→ Given request: The required output is the line that contains "Decode this image" plus every line after it in the listing below, copied exactly as it appears.

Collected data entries
* start *

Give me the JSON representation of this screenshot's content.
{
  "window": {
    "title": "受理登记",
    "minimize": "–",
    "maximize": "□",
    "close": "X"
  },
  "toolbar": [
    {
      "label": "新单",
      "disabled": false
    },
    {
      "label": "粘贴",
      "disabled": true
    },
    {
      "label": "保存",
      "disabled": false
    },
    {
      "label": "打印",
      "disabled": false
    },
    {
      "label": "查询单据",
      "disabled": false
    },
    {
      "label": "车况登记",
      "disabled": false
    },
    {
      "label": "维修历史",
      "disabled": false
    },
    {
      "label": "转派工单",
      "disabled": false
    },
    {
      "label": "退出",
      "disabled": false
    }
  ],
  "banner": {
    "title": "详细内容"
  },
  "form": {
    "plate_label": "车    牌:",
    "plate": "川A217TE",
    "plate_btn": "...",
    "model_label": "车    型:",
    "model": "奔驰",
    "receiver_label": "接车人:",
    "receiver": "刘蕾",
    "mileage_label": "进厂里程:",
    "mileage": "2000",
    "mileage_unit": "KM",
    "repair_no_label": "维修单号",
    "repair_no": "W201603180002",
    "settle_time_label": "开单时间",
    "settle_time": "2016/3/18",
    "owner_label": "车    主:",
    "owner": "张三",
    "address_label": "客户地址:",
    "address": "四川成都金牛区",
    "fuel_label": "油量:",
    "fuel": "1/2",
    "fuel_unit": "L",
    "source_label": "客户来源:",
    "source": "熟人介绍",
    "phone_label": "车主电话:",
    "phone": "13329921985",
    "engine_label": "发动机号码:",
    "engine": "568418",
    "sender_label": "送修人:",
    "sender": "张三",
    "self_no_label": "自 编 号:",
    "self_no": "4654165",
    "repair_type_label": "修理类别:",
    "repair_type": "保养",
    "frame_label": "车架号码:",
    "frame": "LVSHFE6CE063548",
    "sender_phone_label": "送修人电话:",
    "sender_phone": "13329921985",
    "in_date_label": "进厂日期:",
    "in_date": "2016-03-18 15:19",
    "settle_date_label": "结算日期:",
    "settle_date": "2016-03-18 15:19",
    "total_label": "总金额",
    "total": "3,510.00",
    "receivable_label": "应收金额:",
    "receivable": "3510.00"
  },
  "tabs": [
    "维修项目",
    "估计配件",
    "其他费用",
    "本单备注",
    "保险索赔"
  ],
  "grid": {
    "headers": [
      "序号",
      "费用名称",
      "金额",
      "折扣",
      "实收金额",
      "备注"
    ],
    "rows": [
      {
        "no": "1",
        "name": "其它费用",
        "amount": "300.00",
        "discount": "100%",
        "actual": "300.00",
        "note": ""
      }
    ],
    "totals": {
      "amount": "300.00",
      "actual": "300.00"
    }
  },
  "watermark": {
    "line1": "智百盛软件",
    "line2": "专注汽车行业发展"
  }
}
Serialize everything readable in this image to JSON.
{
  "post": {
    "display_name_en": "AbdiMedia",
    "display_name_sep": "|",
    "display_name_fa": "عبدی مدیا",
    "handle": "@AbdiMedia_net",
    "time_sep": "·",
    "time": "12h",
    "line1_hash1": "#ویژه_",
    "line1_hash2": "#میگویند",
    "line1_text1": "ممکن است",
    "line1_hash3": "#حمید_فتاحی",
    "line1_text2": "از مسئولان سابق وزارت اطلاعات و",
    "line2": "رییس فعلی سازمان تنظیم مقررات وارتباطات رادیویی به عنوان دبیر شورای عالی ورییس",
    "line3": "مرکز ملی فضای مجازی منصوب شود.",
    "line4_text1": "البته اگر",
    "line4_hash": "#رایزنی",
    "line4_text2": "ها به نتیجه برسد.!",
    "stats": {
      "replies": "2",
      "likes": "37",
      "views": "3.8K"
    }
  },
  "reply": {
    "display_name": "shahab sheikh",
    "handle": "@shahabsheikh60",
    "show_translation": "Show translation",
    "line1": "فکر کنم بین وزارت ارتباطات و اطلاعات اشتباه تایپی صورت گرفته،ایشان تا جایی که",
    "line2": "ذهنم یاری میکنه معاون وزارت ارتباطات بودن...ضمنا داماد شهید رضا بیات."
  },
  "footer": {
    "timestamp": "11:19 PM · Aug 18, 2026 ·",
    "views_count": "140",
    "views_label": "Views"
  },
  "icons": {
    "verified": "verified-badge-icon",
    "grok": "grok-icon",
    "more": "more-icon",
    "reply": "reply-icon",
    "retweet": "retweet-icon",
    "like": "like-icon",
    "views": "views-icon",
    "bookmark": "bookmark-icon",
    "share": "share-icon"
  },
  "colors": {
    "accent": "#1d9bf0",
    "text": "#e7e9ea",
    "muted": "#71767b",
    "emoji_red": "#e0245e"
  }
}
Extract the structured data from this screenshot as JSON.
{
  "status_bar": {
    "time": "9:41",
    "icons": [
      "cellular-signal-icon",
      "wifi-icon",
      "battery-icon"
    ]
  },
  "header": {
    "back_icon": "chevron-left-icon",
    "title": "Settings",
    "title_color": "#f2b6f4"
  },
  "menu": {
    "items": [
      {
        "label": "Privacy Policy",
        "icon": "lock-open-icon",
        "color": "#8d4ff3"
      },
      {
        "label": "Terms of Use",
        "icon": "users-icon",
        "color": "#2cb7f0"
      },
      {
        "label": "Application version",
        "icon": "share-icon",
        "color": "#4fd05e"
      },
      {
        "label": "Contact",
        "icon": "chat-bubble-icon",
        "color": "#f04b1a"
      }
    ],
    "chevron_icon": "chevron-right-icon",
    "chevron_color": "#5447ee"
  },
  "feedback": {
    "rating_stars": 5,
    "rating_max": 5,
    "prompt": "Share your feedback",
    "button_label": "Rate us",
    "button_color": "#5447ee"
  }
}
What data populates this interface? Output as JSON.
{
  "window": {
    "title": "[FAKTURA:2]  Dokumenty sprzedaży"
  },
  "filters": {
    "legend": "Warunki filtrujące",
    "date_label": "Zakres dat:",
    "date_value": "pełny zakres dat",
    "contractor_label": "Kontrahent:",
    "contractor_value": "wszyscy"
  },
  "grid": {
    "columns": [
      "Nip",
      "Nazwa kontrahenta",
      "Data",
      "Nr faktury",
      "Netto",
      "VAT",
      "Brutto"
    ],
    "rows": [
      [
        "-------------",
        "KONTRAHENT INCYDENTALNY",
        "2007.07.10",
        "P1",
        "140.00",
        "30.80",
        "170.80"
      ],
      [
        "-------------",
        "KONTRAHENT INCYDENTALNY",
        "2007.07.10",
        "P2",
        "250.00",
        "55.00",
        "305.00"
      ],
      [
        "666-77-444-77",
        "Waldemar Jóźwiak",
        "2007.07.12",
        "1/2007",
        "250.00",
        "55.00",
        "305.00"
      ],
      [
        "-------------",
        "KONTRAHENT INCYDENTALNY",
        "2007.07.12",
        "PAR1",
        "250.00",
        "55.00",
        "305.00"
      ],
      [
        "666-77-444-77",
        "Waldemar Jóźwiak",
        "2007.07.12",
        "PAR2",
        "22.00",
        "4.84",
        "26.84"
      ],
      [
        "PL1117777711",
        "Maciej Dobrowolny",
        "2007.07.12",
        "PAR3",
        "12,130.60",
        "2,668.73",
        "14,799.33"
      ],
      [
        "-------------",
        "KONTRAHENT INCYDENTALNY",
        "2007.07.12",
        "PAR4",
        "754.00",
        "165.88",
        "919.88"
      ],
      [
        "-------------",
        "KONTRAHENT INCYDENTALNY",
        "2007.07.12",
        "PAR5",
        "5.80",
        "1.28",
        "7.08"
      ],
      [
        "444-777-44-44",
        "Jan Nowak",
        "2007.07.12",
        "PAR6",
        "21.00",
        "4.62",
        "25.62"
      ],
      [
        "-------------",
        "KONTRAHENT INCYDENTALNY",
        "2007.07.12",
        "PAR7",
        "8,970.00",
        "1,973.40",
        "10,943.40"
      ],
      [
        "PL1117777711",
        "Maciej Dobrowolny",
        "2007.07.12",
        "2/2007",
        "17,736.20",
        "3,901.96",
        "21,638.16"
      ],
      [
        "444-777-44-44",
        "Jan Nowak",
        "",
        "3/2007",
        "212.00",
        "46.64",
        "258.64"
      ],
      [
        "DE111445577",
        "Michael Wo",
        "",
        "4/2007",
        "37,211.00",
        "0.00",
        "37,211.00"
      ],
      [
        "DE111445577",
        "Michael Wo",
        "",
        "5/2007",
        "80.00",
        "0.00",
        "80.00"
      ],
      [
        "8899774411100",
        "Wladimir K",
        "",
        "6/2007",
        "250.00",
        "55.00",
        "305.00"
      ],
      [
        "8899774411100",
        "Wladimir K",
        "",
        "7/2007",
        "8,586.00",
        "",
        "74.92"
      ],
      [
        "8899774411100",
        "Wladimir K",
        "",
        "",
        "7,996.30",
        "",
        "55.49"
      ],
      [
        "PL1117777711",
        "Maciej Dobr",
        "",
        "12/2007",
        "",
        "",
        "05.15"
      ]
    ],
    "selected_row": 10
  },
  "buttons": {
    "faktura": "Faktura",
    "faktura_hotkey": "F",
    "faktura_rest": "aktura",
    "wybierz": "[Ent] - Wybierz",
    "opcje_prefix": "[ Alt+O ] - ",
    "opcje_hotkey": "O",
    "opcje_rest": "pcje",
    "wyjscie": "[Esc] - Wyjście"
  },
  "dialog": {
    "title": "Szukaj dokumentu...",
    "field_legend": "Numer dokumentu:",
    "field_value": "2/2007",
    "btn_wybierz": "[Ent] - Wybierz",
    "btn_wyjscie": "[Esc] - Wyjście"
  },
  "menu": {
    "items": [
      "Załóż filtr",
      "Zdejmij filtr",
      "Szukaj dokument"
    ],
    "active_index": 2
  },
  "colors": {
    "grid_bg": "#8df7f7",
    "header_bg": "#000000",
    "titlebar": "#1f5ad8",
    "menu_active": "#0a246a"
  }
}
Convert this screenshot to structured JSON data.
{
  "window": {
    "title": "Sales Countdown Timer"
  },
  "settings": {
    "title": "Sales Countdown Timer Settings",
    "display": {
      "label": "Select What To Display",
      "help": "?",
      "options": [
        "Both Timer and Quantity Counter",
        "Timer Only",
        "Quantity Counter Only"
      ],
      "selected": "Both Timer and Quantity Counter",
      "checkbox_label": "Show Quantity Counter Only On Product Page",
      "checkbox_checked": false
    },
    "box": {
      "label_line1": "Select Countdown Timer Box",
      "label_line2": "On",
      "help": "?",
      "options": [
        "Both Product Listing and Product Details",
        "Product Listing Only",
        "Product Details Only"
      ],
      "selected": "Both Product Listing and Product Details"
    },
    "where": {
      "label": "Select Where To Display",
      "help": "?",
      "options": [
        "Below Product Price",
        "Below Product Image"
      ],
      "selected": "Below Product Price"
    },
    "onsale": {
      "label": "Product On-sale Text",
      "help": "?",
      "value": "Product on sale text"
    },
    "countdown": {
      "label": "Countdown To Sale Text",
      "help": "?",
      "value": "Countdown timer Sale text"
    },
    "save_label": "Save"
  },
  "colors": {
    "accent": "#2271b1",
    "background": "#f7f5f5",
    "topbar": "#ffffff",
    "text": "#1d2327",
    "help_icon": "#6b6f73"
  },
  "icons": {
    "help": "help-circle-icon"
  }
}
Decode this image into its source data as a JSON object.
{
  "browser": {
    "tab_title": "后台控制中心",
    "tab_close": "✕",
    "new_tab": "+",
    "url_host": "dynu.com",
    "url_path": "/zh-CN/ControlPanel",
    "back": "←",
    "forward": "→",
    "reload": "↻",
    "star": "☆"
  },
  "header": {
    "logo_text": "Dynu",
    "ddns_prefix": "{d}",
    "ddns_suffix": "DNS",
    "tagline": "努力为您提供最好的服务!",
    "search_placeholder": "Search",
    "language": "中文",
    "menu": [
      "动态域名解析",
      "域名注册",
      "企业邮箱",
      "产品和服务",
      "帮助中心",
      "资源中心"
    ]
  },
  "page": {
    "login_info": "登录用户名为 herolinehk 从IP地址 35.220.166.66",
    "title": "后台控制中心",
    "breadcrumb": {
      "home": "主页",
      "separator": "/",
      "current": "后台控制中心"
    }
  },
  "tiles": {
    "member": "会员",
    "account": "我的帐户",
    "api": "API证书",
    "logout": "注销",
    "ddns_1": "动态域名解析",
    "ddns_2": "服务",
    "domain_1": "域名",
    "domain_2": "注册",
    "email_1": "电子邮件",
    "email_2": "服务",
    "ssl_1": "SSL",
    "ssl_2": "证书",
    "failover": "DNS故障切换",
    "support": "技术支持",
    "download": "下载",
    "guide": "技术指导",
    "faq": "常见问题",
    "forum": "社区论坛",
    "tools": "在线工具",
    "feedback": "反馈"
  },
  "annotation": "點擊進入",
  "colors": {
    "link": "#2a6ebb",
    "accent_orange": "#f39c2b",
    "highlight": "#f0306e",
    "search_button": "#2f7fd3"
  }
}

* end *

→ Answer to the exercise:
Decode this image into its source data as a JSON object.
{
  "browser": {
    "tab_title": "后台控制中心",
    "tab_close": "✕",
    "new_tab": "+",
    "url_host": "dynu.com",
    "url_path": "/zh-CN/ControlPanel",
    "back": "←",
    "forward": "→",
    "reload": "↻",
    "star": "☆"
  },
  "header": {
    "logo_text": "Dynu",
    "ddns_prefix": "{d}",
    "ddns_suffix": "DNS",
    "tagline": "努力为您提供最好的服务!",
    "search_placeholder": "Search",
    "language": "中文",
    "menu": [
      "动态域名解析",
      "域名注册",
      "企业邮箱",
      "产品和服务",
      "帮助中心",
      "资源中心"
    ]
  },
  "page": {
    "login_info": "登录用户名为 herolinehk 从IP地址 35.220.166.66",
    "title": "后台控制中心",
    "breadcrumb": {
      "home": "主页",
      "separator": "/",
      "current": "后台控制中心"
    }
  },
  "tiles": {
    "member": "会员",
    "account": "我的帐户",
    "api": "API证书",
    "logout": "注销",
    "ddns_1": "动态域名解析",
    "ddns_2": "服务",
    "domain_1": "域名",
    "domain_2": "注册",
    "email_1": "电子邮件",
    "email_2": "服务",
    "ssl_1": "SSL",
    "ssl_2": "证书",
    "failover": "DNS故障切换",
    "support": "技术支持",
    "download": "下载",
    "guide": "技术指导",
    "faq": "常见问题",
    "forum": "社区论坛",
    "tools": "在线工具",
    "feedback": "反馈"
  },
  "annotation": "點擊進入",
  "colors": {
    "link": "#2a6ebb",
    "accent_orange": "#f39c2b",
    "highlight": "#f0306e",
    "search_button": "#2f7fd3"
  }
}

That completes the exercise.